[START]

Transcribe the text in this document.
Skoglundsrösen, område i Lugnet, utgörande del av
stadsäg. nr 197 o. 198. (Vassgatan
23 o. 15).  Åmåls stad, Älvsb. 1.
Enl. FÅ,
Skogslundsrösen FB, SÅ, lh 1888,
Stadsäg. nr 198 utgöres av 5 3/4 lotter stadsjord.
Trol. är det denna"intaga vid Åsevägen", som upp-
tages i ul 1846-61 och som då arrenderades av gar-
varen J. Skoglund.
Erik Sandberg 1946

[END]
[START]

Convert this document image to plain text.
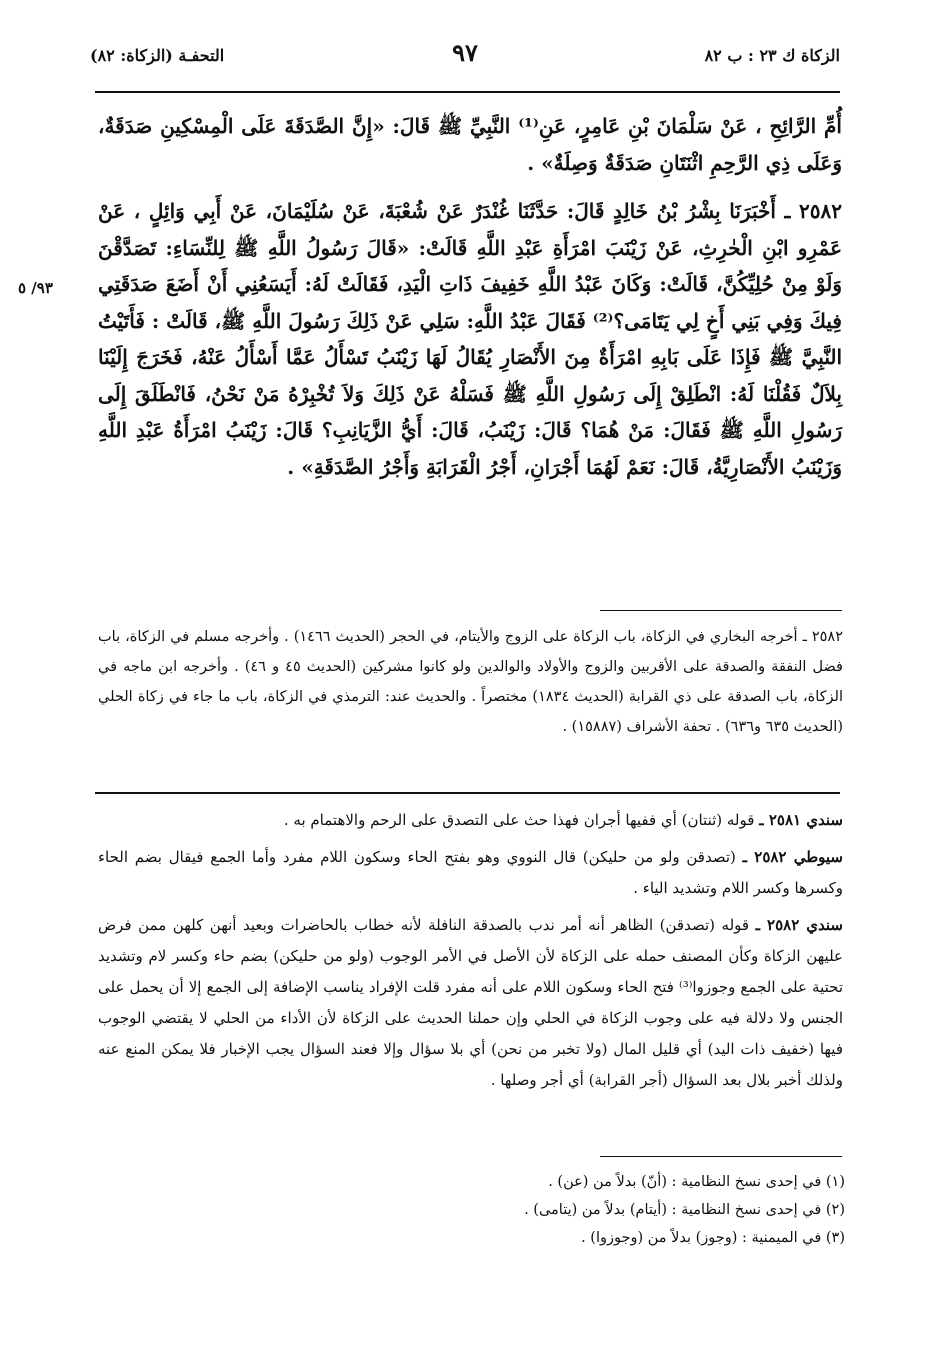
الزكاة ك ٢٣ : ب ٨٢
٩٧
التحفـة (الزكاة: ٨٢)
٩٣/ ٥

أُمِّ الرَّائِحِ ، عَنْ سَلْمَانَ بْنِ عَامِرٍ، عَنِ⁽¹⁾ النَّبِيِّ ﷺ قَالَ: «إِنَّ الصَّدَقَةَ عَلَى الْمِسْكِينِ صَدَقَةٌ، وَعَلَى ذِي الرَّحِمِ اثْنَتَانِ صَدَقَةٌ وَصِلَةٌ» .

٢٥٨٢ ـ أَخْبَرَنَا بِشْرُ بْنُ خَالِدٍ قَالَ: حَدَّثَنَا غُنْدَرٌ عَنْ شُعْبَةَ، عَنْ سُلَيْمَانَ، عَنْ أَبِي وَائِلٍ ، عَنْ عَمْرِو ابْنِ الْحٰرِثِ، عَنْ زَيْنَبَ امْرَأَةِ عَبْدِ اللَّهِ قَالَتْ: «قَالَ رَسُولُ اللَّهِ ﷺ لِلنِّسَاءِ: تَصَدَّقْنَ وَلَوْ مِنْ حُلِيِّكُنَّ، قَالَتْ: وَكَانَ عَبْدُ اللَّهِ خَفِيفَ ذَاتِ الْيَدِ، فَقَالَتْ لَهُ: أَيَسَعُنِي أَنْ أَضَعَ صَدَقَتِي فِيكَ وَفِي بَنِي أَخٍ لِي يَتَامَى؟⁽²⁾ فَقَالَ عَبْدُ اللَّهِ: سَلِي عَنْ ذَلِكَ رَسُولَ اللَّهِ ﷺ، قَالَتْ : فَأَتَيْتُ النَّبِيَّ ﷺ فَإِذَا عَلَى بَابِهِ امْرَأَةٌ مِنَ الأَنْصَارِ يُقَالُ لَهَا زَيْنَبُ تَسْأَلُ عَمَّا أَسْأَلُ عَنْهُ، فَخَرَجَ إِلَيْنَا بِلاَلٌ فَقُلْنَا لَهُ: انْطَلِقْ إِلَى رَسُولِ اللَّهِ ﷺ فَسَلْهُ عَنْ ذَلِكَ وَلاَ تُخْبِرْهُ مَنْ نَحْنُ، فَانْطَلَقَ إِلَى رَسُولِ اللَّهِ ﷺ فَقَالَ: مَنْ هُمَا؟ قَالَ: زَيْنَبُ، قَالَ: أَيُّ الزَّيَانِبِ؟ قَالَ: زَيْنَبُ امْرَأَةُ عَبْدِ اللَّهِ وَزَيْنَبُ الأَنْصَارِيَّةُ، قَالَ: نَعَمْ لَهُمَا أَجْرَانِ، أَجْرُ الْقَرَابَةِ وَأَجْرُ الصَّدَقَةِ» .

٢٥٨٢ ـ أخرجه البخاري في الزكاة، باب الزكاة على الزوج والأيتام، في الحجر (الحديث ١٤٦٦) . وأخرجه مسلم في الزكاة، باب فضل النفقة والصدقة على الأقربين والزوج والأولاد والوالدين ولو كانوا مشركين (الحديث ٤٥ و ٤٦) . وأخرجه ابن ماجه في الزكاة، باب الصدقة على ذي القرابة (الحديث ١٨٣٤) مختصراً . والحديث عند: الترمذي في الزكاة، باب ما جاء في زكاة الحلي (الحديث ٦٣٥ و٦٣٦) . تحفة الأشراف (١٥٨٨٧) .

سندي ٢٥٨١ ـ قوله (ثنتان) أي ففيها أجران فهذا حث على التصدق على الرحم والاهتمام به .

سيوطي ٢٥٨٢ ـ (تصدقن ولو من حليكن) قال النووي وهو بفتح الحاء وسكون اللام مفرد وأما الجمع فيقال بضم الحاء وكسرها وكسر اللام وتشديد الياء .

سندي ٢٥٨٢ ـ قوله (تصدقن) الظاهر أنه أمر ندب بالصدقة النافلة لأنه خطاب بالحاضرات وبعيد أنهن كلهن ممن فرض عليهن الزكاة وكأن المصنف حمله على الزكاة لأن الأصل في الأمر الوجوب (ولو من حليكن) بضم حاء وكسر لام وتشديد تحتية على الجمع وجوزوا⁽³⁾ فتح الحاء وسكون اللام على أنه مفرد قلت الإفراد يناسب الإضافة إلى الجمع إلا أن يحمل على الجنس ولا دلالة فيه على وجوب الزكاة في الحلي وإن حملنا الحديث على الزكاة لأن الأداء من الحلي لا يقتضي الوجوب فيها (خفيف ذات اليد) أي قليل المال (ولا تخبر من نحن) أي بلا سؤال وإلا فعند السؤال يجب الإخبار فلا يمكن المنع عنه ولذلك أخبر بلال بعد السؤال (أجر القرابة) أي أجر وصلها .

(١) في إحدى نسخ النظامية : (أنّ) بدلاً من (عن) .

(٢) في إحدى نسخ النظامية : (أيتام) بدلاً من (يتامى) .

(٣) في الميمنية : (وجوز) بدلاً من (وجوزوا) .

[END]

Stated task:
Find how many lines in the material hold the word "وسكون" and state that number alone.

Response to this task:
2